Data items
** start **

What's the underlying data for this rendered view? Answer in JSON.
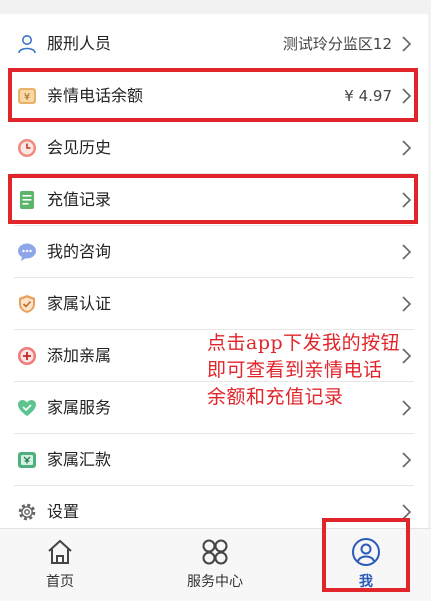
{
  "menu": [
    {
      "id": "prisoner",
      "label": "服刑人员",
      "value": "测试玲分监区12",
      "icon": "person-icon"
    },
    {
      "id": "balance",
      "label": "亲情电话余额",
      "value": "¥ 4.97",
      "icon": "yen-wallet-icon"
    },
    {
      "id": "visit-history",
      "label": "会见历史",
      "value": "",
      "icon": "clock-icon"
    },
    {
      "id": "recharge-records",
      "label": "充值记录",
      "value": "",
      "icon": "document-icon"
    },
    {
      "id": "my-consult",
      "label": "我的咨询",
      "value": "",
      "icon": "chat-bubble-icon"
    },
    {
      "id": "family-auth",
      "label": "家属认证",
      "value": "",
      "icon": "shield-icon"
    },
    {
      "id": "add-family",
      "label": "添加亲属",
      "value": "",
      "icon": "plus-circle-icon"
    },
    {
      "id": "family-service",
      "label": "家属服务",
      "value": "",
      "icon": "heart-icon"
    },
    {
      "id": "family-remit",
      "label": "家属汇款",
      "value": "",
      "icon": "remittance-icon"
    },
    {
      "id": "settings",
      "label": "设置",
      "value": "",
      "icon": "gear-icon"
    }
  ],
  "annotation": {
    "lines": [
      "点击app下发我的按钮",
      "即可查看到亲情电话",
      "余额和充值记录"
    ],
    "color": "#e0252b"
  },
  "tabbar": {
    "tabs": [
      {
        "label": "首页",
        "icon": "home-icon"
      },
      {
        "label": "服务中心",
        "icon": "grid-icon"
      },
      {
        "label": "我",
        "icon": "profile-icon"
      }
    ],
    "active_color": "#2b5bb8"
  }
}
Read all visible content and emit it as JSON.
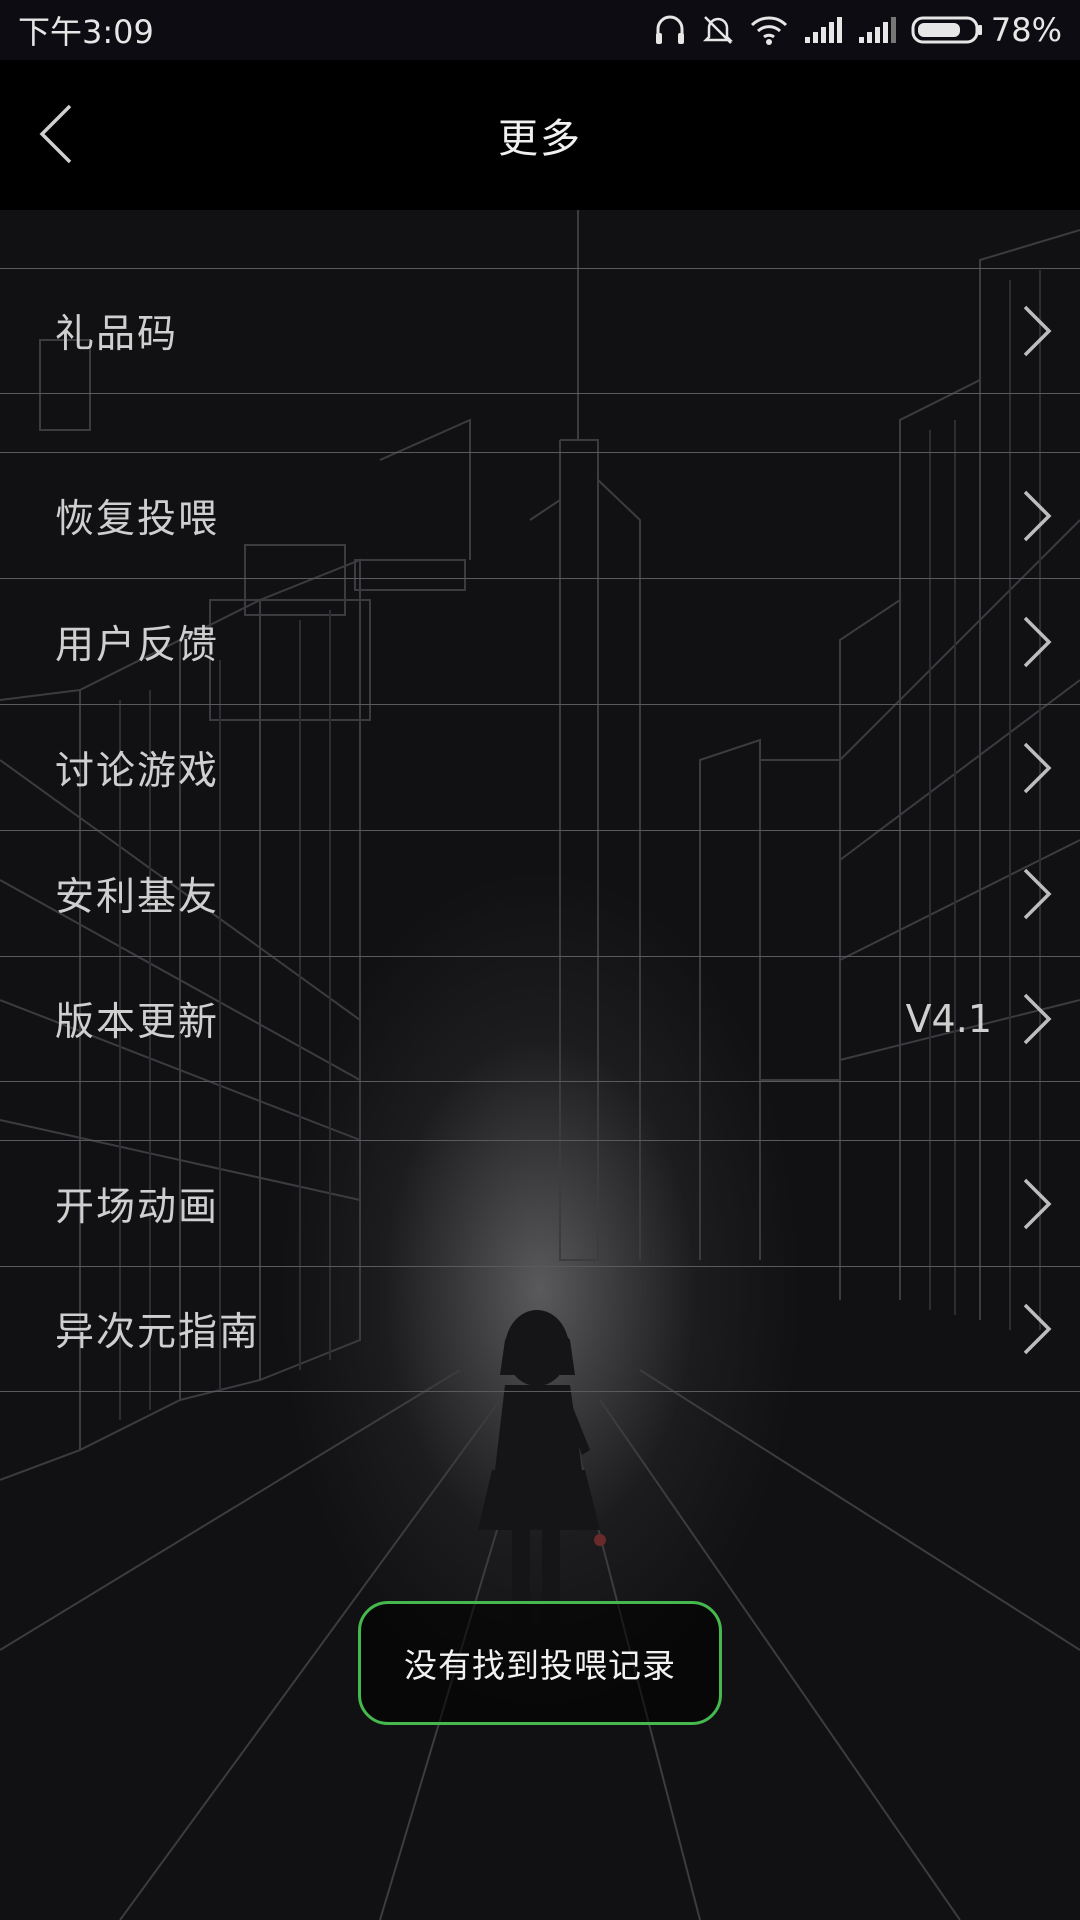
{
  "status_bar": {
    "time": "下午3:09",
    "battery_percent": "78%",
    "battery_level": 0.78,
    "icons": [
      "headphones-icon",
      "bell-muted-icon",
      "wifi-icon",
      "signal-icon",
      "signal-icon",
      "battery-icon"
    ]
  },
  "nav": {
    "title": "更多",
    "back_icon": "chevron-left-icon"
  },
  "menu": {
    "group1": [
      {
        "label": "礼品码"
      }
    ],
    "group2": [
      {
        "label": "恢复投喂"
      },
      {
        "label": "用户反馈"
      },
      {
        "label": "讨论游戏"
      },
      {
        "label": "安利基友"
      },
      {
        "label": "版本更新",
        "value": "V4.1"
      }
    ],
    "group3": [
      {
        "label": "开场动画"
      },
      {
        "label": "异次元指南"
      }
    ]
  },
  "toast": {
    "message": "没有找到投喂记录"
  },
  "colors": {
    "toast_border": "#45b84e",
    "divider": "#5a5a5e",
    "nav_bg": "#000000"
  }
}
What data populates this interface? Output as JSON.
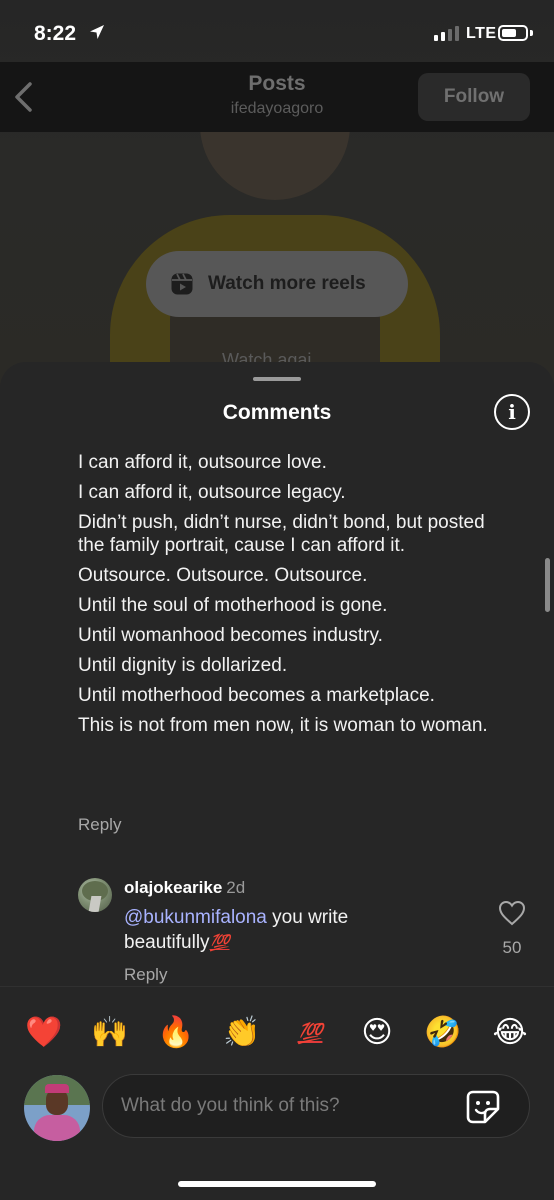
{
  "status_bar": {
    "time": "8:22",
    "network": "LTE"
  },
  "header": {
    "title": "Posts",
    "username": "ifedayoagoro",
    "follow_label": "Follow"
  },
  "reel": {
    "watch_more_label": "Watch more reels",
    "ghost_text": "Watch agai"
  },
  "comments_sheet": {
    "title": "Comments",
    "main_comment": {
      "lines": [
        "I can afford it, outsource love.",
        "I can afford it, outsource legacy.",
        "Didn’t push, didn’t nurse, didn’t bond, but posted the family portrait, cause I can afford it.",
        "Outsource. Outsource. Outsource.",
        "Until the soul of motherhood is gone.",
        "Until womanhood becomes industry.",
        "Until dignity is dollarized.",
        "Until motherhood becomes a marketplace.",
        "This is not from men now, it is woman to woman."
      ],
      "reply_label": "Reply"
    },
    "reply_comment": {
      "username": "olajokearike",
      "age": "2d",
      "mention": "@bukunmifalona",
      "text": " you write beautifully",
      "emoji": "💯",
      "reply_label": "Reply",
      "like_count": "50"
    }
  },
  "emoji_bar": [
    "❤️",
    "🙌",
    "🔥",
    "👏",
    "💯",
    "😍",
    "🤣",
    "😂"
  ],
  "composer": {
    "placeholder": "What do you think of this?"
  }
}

** end **

### What you will do
For each line above that contains the word "motherhood", copy that line.

### Answer in full
        "Until the soul of motherhood is gone.",
        "Until motherhood becomes a marketplace.",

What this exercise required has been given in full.